Find how many lines contain "document" and state only that number.

(Stored data entries)

_ _ _ _ _ _ _

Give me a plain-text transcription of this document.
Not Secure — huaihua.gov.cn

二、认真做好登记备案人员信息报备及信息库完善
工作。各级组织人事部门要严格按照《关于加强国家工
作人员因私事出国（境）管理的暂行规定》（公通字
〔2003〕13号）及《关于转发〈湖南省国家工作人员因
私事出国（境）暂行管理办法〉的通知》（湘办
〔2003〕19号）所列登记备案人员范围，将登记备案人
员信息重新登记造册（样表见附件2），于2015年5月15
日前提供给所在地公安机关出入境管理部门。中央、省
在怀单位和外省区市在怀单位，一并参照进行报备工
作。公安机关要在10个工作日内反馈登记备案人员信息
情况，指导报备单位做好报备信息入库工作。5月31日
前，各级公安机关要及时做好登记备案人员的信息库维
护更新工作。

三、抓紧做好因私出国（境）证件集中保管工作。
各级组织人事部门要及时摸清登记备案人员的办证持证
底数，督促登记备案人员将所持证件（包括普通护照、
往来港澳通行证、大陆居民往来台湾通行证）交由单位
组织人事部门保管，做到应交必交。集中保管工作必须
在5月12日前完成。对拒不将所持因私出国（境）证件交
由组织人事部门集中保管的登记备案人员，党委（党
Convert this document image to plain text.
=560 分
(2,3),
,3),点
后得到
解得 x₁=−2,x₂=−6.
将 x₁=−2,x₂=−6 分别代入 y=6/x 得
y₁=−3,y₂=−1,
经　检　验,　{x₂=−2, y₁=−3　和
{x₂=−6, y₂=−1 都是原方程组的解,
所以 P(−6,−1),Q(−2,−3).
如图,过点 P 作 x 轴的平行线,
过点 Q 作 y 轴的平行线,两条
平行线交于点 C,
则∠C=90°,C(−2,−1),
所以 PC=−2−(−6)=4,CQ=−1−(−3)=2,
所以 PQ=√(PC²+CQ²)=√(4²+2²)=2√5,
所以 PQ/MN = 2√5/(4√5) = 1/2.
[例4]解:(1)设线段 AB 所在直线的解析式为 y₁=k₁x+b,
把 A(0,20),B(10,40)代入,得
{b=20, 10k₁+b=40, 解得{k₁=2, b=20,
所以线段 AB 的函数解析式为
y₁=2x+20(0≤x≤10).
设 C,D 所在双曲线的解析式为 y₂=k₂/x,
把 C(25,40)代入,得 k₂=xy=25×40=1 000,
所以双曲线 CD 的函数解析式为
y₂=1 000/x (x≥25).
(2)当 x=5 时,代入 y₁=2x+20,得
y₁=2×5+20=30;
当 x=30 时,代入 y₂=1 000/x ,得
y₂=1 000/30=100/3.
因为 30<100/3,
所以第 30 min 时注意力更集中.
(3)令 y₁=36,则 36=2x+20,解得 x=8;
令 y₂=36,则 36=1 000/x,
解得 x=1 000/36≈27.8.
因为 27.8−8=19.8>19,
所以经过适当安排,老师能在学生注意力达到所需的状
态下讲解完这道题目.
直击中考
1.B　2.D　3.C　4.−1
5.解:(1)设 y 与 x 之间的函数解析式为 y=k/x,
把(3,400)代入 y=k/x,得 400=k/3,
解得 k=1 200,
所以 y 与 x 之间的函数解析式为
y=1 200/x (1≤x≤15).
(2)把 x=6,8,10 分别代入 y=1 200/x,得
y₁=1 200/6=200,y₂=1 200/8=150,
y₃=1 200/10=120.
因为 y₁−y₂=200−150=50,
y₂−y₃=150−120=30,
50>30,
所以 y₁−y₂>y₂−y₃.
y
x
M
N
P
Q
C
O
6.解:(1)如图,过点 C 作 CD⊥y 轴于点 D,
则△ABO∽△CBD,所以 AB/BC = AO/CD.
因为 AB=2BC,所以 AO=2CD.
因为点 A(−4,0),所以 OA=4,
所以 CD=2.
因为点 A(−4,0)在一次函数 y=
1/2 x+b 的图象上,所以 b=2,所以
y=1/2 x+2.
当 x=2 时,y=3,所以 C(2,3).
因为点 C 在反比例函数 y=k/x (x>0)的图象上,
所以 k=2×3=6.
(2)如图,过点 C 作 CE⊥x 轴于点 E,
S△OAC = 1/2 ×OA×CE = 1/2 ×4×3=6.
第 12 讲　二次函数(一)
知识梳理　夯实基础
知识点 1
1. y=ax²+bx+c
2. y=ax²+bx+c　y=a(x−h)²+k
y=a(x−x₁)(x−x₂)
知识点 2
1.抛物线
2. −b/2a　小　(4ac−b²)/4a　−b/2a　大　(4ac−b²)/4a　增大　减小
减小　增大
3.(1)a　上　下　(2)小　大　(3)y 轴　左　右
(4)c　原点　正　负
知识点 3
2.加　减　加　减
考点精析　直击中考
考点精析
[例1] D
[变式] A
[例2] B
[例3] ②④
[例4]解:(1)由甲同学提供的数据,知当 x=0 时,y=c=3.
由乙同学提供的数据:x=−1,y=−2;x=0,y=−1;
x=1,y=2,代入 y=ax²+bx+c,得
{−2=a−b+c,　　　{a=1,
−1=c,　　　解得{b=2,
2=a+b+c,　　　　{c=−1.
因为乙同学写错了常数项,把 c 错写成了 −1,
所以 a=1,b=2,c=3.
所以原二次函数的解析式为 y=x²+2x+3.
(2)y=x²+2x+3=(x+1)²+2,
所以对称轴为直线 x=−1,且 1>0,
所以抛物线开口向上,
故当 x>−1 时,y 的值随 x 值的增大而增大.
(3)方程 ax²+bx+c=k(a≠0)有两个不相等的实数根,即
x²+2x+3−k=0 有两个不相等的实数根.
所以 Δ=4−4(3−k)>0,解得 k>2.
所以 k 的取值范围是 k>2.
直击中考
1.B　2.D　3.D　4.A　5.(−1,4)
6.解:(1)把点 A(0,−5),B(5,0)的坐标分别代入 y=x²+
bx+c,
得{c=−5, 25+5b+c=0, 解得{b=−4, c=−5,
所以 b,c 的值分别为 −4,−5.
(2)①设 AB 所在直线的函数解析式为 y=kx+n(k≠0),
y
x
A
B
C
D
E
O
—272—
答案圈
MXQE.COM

_ _ _ _ _ _ _

▶ REPLY TO THE EXERCISE:
2